:: The exercise ::
Provide the records once more, identical to the original.

== Record excerpts ==

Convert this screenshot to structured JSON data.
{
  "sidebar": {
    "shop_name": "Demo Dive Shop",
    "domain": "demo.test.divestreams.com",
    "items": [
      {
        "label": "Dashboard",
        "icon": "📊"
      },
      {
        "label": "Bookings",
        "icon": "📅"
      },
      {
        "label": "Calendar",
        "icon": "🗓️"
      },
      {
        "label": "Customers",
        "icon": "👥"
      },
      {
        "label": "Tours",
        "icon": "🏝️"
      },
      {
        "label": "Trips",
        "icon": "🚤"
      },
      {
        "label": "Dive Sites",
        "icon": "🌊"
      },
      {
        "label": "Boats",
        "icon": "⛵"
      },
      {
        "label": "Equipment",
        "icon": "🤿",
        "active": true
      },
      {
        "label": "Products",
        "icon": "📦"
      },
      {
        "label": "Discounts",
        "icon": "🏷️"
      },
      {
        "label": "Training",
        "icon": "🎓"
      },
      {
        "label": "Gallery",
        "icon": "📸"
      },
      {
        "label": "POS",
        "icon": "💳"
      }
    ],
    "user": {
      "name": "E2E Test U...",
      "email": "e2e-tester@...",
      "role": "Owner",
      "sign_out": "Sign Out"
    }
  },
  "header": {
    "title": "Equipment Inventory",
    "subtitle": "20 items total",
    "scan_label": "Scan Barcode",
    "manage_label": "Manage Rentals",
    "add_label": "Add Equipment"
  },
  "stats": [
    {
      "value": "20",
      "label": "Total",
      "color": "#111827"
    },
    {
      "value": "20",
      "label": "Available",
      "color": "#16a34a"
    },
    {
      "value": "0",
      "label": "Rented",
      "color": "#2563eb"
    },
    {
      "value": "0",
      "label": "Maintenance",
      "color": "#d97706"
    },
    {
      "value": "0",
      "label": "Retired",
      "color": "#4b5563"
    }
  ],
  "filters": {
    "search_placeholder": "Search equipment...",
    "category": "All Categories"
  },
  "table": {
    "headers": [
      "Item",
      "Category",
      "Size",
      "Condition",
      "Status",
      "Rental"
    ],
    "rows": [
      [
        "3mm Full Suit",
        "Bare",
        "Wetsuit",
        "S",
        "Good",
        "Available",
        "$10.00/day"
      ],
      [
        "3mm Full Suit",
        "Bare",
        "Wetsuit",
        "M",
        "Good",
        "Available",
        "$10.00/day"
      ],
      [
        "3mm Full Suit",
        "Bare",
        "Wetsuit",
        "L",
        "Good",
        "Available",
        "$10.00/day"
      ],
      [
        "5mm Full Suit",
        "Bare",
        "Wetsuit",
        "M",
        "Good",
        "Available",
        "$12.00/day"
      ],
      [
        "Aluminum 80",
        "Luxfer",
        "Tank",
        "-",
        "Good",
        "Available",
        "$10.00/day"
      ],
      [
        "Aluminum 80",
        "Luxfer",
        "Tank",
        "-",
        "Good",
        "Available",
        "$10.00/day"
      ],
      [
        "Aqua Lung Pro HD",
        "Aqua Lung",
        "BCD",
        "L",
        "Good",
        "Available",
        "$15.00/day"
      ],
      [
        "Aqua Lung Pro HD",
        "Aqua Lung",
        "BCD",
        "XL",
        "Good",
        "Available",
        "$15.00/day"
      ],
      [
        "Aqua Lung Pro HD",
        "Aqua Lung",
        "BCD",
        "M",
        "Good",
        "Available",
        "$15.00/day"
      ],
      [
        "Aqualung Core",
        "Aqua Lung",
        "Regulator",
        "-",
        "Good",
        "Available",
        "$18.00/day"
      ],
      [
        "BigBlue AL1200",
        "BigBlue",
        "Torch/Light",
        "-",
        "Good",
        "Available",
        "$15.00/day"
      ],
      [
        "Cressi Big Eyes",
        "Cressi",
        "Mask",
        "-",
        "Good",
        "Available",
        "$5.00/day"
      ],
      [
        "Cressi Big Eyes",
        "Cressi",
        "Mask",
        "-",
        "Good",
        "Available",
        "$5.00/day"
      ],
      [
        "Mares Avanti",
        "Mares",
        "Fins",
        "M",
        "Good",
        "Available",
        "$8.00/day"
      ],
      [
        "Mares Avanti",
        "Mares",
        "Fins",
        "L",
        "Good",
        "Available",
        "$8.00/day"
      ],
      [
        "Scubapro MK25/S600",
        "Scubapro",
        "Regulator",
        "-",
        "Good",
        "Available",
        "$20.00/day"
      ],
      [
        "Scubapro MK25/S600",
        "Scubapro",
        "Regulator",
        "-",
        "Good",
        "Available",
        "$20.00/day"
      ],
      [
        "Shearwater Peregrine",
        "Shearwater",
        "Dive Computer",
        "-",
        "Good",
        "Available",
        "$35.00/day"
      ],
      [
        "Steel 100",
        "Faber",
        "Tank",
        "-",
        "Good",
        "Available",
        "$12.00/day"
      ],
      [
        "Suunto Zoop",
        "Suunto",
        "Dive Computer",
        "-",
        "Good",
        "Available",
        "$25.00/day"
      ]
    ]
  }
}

===

:: Correct answer ::
Convert this screenshot to structured JSON data.
{
  "sidebar": {
    "shop_name": "Demo Dive Shop",
    "domain": "demo.test.divestreams.com",
    "items": [
      {
        "label": "Dashboard",
        "icon": "📊"
      },
      {
        "label": "Bookings",
        "icon": "📅"
      },
      {
        "label": "Calendar",
        "icon": "🗓️"
      },
      {
        "label": "Customers",
        "icon": "👥"
      },
      {
        "label": "Tours",
        "icon": "🏝️"
      },
      {
        "label": "Trips",
        "icon": "🚤"
      },
      {
        "label": "Dive Sites",
        "icon": "🌊"
      },
      {
        "label": "Boats",
        "icon": "⛵"
      },
      {
        "label": "Equipment",
        "icon": "🤿",
        "active": true
      },
      {
        "label": "Products",
        "icon": "📦"
      },
      {
        "label": "Discounts",
        "icon": "🏷️"
      },
      {
        "label": "Training",
        "icon": "🎓"
      },
      {
        "label": "Gallery",
        "icon": "📸"
      },
      {
        "label": "POS",
        "icon": "💳"
      }
    ],
    "user": {
      "name": "E2E Test U...",
      "email": "e2e-tester@...",
      "role": "Owner",
      "sign_out": "Sign Out"
    }
  },
  "header": {
    "title": "Equipment Inventory",
    "subtitle": "20 items total",
    "scan_label": "Scan Barcode",
    "manage_label": "Manage Rentals",
    "add_label": "Add Equipment"
  },
  "stats": [
    {
      "value": "20",
      "label": "Total",
      "color": "#111827"
    },
    {
      "value": "20",
      "label": "Available",
      "color": "#16a34a"
    },
    {
      "value": "0",
      "label": "Rented",
      "color": "#2563eb"
    },
    {
      "value": "0",
      "label": "Maintenance",
      "color": "#d97706"
    },
    {
      "value": "0",
      "label": "Retired",
      "color": "#4b5563"
    }
  ],
  "filters": {
    "search_placeholder": "Search equipment...",
    "category": "All Categories"
  },
  "table": {
    "headers": [
      "Item",
      "Category",
      "Size",
      "Condition",
      "Status",
      "Rental"
    ],
    "rows": [
      [
        "3mm Full Suit",
        "Bare",
        "Wetsuit",
        "S",
        "Good",
        "Available",
        "$10.00/day"
      ],
      [
        "3mm Full Suit",
        "Bare",
        "Wetsuit",
        "M",
        "Good",
        "Available",
        "$10.00/day"
      ],
      [
        "3mm Full Suit",
        "Bare",
        "Wetsuit",
        "L",
        "Good",
        "Available",
        "$10.00/day"
      ],
      [
        "5mm Full Suit",
        "Bare",
        "Wetsuit",
        "M",
        "Good",
        "Available",
        "$12.00/day"
      ],
      [
        "Aluminum 80",
        "Luxfer",
        "Tank",
        "-",
        "Good",
        "Available",
        "$10.00/day"
      ],
      [
        "Aluminum 80",
        "Luxfer",
        "Tank",
        "-",
        "Good",
        "Available",
        "$10.00/day"
      ],
      [
        "Aqua Lung Pro HD",
        "Aqua Lung",
        "BCD",
        "L",
        "Good",
        "Available",
        "$15.00/day"
      ],
      [
        "Aqua Lung Pro HD",
        "Aqua Lung",
        "BCD",
        "XL",
        "Good",
        "Available",
        "$15.00/day"
      ],
      [
        "Aqua Lung Pro HD",
        "Aqua Lung",
        "BCD",
        "M",
        "Good",
        "Available",
        "$15.00/day"
      ],
      [
        "Aqualung Core",
        "Aqua Lung",
        "Regulator",
        "-",
        "Good",
        "Available",
        "$18.00/day"
      ],
      [
        "BigBlue AL1200",
        "BigBlue",
        "Torch/Light",
        "-",
        "Good",
        "Available",
        "$15.00/day"
      ],
      [
        "Cressi Big Eyes",
        "Cressi",
        "Mask",
        "-",
        "Good",
        "Available",
        "$5.00/day"
      ],
      [
        "Cressi Big Eyes",
        "Cressi",
        "Mask",
        "-",
        "Good",
        "Available",
        "$5.00/day"
      ],
      [
        "Mares Avanti",
        "Mares",
        "Fins",
        "M",
        "Good",
        "Available",
        "$8.00/day"
      ],
      [
        "Mares Avanti",
        "Mares",
        "Fins",
        "L",
        "Good",
        "Available",
        "$8.00/day"
      ],
      [
        "Scubapro MK25/S600",
        "Scubapro",
        "Regulator",
        "-",
        "Good",
        "Available",
        "$20.00/day"
      ],
      [
        "Scubapro MK25/S600",
        "Scubapro",
        "Regulator",
        "-",
        "Good",
        "Available",
        "$20.00/day"
      ],
      [
        "Shearwater Peregrine",
        "Shearwater",
        "Dive Computer",
        "-",
        "Good",
        "Available",
        "$35.00/day"
      ],
      [
        "Steel 100",
        "Faber",
        "Tank",
        "-",
        "Good",
        "Available",
        "$12.00/day"
      ],
      [
        "Suunto Zoop",
        "Suunto",
        "Dive Computer",
        "-",
        "Good",
        "Available",
        "$25.00/day"
      ]
    ]
  }
}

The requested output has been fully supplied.